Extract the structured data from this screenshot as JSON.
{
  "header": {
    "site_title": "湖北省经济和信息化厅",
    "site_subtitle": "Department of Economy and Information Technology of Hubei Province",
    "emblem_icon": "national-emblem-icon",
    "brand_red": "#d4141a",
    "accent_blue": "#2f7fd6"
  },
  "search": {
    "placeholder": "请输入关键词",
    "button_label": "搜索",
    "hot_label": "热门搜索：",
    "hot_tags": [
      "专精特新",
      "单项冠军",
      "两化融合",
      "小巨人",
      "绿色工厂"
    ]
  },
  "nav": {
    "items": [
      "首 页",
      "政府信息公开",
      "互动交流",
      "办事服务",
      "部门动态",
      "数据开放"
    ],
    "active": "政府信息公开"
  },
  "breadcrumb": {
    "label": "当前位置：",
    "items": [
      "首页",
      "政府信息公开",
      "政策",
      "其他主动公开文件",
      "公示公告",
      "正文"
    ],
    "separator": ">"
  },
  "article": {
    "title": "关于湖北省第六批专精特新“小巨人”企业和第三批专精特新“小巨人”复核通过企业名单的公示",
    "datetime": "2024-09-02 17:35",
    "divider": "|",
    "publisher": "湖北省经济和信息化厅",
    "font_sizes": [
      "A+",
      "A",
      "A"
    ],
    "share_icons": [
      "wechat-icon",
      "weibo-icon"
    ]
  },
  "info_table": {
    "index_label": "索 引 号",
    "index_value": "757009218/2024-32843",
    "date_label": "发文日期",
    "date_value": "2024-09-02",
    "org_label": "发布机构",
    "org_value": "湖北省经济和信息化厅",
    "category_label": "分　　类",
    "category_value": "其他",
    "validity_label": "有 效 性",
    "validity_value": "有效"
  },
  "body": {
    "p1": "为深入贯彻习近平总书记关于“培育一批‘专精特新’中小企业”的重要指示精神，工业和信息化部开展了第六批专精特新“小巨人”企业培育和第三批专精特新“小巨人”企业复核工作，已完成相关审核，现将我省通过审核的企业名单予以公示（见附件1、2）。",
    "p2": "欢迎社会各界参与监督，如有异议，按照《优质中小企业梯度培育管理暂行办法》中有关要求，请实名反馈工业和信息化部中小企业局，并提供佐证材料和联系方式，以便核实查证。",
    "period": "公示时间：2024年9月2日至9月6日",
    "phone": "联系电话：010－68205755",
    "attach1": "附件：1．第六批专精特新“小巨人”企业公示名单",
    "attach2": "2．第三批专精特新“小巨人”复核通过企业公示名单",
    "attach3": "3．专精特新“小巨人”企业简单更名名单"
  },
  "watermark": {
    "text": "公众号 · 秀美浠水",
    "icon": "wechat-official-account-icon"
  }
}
------------------------------------------------------------------------
▶ [Objective] Every line of the data above should be copied exactly.

▶ [Problem solution]
Extract the structured data from this screenshot as JSON.
{
  "header": {
    "site_title": "湖北省经济和信息化厅",
    "site_subtitle": "Department of Economy and Information Technology of Hubei Province",
    "emblem_icon": "national-emblem-icon",
    "brand_red": "#d4141a",
    "accent_blue": "#2f7fd6"
  },
  "search": {
    "placeholder": "请输入关键词",
    "button_label": "搜索",
    "hot_label": "热门搜索：",
    "hot_tags": [
      "专精特新",
      "单项冠军",
      "两化融合",
      "小巨人",
      "绿色工厂"
    ]
  },
  "nav": {
    "items": [
      "首 页",
      "政府信息公开",
      "互动交流",
      "办事服务",
      "部门动态",
      "数据开放"
    ],
    "active": "政府信息公开"
  },
  "breadcrumb": {
    "label": "当前位置：",
    "items": [
      "首页",
      "政府信息公开",
      "政策",
      "其他主动公开文件",
      "公示公告",
      "正文"
    ],
    "separator": ">"
  },
  "article": {
    "title": "关于湖北省第六批专精特新“小巨人”企业和第三批专精特新“小巨人”复核通过企业名单的公示",
    "datetime": "2024-09-02 17:35",
    "divider": "|",
    "publisher": "湖北省经济和信息化厅",
    "font_sizes": [
      "A+",
      "A",
      "A"
    ],
    "share_icons": [
      "wechat-icon",
      "weibo-icon"
    ]
  },
  "info_table": {
    "index_label": "索 引 号",
    "index_value": "757009218/2024-32843",
    "date_label": "发文日期",
    "date_value": "2024-09-02",
    "org_label": "发布机构",
    "org_value": "湖北省经济和信息化厅",
    "category_label": "分　　类",
    "category_value": "其他",
    "validity_label": "有 效 性",
    "validity_value": "有效"
  },
  "body": {
    "p1": "为深入贯彻习近平总书记关于“培育一批‘专精特新’中小企业”的重要指示精神，工业和信息化部开展了第六批专精特新“小巨人”企业培育和第三批专精特新“小巨人”企业复核工作，已完成相关审核，现将我省通过审核的企业名单予以公示（见附件1、2）。",
    "p2": "欢迎社会各界参与监督，如有异议，按照《优质中小企业梯度培育管理暂行办法》中有关要求，请实名反馈工业和信息化部中小企业局，并提供佐证材料和联系方式，以便核实查证。",
    "period": "公示时间：2024年9月2日至9月6日",
    "phone": "联系电话：010－68205755",
    "attach1": "附件：1．第六批专精特新“小巨人”企业公示名单",
    "attach2": "2．第三批专精特新“小巨人”复核通过企业公示名单",
    "attach3": "3．专精特新“小巨人”企业简单更名名单"
  },
  "watermark": {
    "text": "公众号 · 秀美浠水",
    "icon": "wechat-official-account-icon"
  }
}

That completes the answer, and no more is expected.